Reproduce the records. Keep every word exact and include no images.
— BEGIN PROVIDED RECORDS —
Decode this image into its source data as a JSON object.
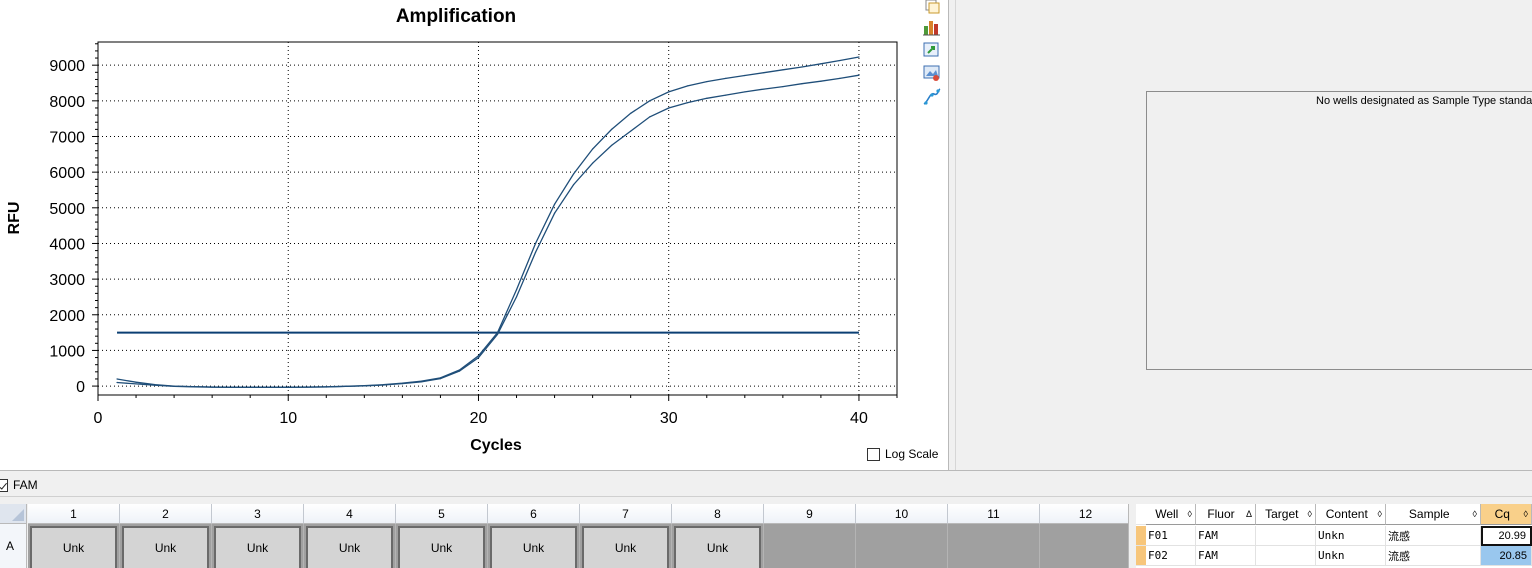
{
  "chart": {
    "title": "Amplification",
    "xlabel": "Cycles",
    "ylabel": "RFU",
    "log_scale_label": "Log Scale",
    "log_scale_checked": false
  },
  "chart_data": {
    "type": "line",
    "title": "Amplification",
    "xlabel": "Cycles",
    "ylabel": "RFU",
    "xlim": [
      0,
      42
    ],
    "ylim": [
      -250,
      9650
    ],
    "x_ticks": [
      0,
      10,
      20,
      30,
      40
    ],
    "y_ticks": [
      0,
      1000,
      2000,
      3000,
      4000,
      5000,
      6000,
      7000,
      8000,
      9000
    ],
    "grid": true,
    "line_color": "#1f4e79",
    "threshold": 1500,
    "series": [
      {
        "x": [
          1,
          2,
          3,
          4,
          5,
          6,
          7,
          8,
          9,
          10,
          11,
          12,
          13,
          14,
          15,
          16,
          17,
          18,
          19,
          20,
          21,
          22,
          23,
          24,
          25,
          26,
          27,
          28,
          29,
          30,
          31,
          32,
          33,
          34,
          35,
          36,
          37,
          38,
          39,
          40
        ],
        "values": [
          200,
          110,
          40,
          0,
          -15,
          -25,
          -30,
          -30,
          -30,
          -30,
          -25,
          -20,
          -5,
          10,
          40,
          80,
          140,
          230,
          450,
          850,
          1500,
          2700,
          4000,
          5100,
          5950,
          6650,
          7200,
          7650,
          8000,
          8250,
          8420,
          8540,
          8630,
          8710,
          8790,
          8870,
          8950,
          9040,
          9130,
          9230
        ]
      },
      {
        "x": [
          1,
          2,
          3,
          4,
          5,
          6,
          7,
          8,
          9,
          10,
          11,
          12,
          13,
          14,
          15,
          16,
          17,
          18,
          19,
          20,
          21,
          22,
          23,
          24,
          25,
          26,
          27,
          28,
          29,
          30,
          31,
          32,
          33,
          34,
          35,
          36,
          37,
          38,
          39,
          40
        ],
        "values": [
          100,
          60,
          25,
          -5,
          -20,
          -30,
          -35,
          -35,
          -35,
          -35,
          -30,
          -25,
          -10,
          5,
          30,
          70,
          120,
          210,
          420,
          800,
          1450,
          2500,
          3750,
          4850,
          5650,
          6250,
          6750,
          7150,
          7550,
          7800,
          7950,
          8070,
          8160,
          8250,
          8330,
          8400,
          8480,
          8550,
          8630,
          8720
        ]
      }
    ]
  },
  "tools": [
    "copy-icon",
    "bar-chart-icon",
    "export-icon",
    "image-icon",
    "curve-icon"
  ],
  "std_curve": {
    "message": "No wells designated as Sample Type standard"
  },
  "fluor": {
    "label": "FAM",
    "checked": true
  },
  "plate": {
    "columns": [
      "1",
      "2",
      "3",
      "4",
      "5",
      "6",
      "7",
      "8",
      "9",
      "10",
      "11",
      "12"
    ],
    "row_label": "A",
    "wells": [
      "Unk",
      "Unk",
      "Unk",
      "Unk",
      "Unk",
      "Unk",
      "Unk",
      "Unk",
      "",
      "",
      "",
      ""
    ]
  },
  "results": {
    "headers": [
      "Well",
      "Fluor",
      "Target",
      "Content",
      "Sample",
      "Cq"
    ],
    "sort_marks": [
      "◊",
      "Δ",
      "◊",
      "◊",
      "◊",
      "◊"
    ],
    "rows": [
      {
        "well": "F01",
        "fluor": "FAM",
        "target": "",
        "content": "Unkn",
        "sample": "流感",
        "cq": "20.99"
      },
      {
        "well": "F02",
        "fluor": "FAM",
        "target": "",
        "content": "Unkn",
        "sample": "流感",
        "cq": "20.85"
      }
    ]
  }
}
— END PROVIDED RECORDS —
-- ANSWER TO THIS TASK --
Decode this image into its source data as a JSON object.
{
  "chart": {
    "title": "Amplification",
    "xlabel": "Cycles",
    "ylabel": "RFU",
    "log_scale_label": "Log Scale",
    "log_scale_checked": false
  },
  "chart_data": {
    "type": "line",
    "title": "Amplification",
    "xlabel": "Cycles",
    "ylabel": "RFU",
    "xlim": [
      0,
      42
    ],
    "ylim": [
      -250,
      9650
    ],
    "x_ticks": [
      0,
      10,
      20,
      30,
      40
    ],
    "y_ticks": [
      0,
      1000,
      2000,
      3000,
      4000,
      5000,
      6000,
      7000,
      8000,
      9000
    ],
    "grid": true,
    "line_color": "#1f4e79",
    "threshold": 1500,
    "series": [
      {
        "x": [
          1,
          2,
          3,
          4,
          5,
          6,
          7,
          8,
          9,
          10,
          11,
          12,
          13,
          14,
          15,
          16,
          17,
          18,
          19,
          20,
          21,
          22,
          23,
          24,
          25,
          26,
          27,
          28,
          29,
          30,
          31,
          32,
          33,
          34,
          35,
          36,
          37,
          38,
          39,
          40
        ],
        "values": [
          200,
          110,
          40,
          0,
          -15,
          -25,
          -30,
          -30,
          -30,
          -30,
          -25,
          -20,
          -5,
          10,
          40,
          80,
          140,
          230,
          450,
          850,
          1500,
          2700,
          4000,
          5100,
          5950,
          6650,
          7200,
          7650,
          8000,
          8250,
          8420,
          8540,
          8630,
          8710,
          8790,
          8870,
          8950,
          9040,
          9130,
          9230
        ]
      },
      {
        "x": [
          1,
          2,
          3,
          4,
          5,
          6,
          7,
          8,
          9,
          10,
          11,
          12,
          13,
          14,
          15,
          16,
          17,
          18,
          19,
          20,
          21,
          22,
          23,
          24,
          25,
          26,
          27,
          28,
          29,
          30,
          31,
          32,
          33,
          34,
          35,
          36,
          37,
          38,
          39,
          40
        ],
        "values": [
          100,
          60,
          25,
          -5,
          -20,
          -30,
          -35,
          -35,
          -35,
          -35,
          -30,
          -25,
          -10,
          5,
          30,
          70,
          120,
          210,
          420,
          800,
          1450,
          2500,
          3750,
          4850,
          5650,
          6250,
          6750,
          7150,
          7550,
          7800,
          7950,
          8070,
          8160,
          8250,
          8330,
          8400,
          8480,
          8550,
          8630,
          8720
        ]
      }
    ]
  },
  "tools": [
    "copy-icon",
    "bar-chart-icon",
    "export-icon",
    "image-icon",
    "curve-icon"
  ],
  "std_curve": {
    "message": "No wells designated as Sample Type standard"
  },
  "fluor": {
    "label": "FAM",
    "checked": true
  },
  "plate": {
    "columns": [
      "1",
      "2",
      "3",
      "4",
      "5",
      "6",
      "7",
      "8",
      "9",
      "10",
      "11",
      "12"
    ],
    "row_label": "A",
    "wells": [
      "Unk",
      "Unk",
      "Unk",
      "Unk",
      "Unk",
      "Unk",
      "Unk",
      "Unk",
      "",
      "",
      "",
      ""
    ]
  },
  "results": {
    "headers": [
      "Well",
      "Fluor",
      "Target",
      "Content",
      "Sample",
      "Cq"
    ],
    "sort_marks": [
      "◊",
      "Δ",
      "◊",
      "◊",
      "◊",
      "◊"
    ],
    "rows": [
      {
        "well": "F01",
        "fluor": "FAM",
        "target": "",
        "content": "Unkn",
        "sample": "流感",
        "cq": "20.99"
      },
      {
        "well": "F02",
        "fluor": "FAM",
        "target": "",
        "content": "Unkn",
        "sample": "流感",
        "cq": "20.85"
      }
    ]
  }
}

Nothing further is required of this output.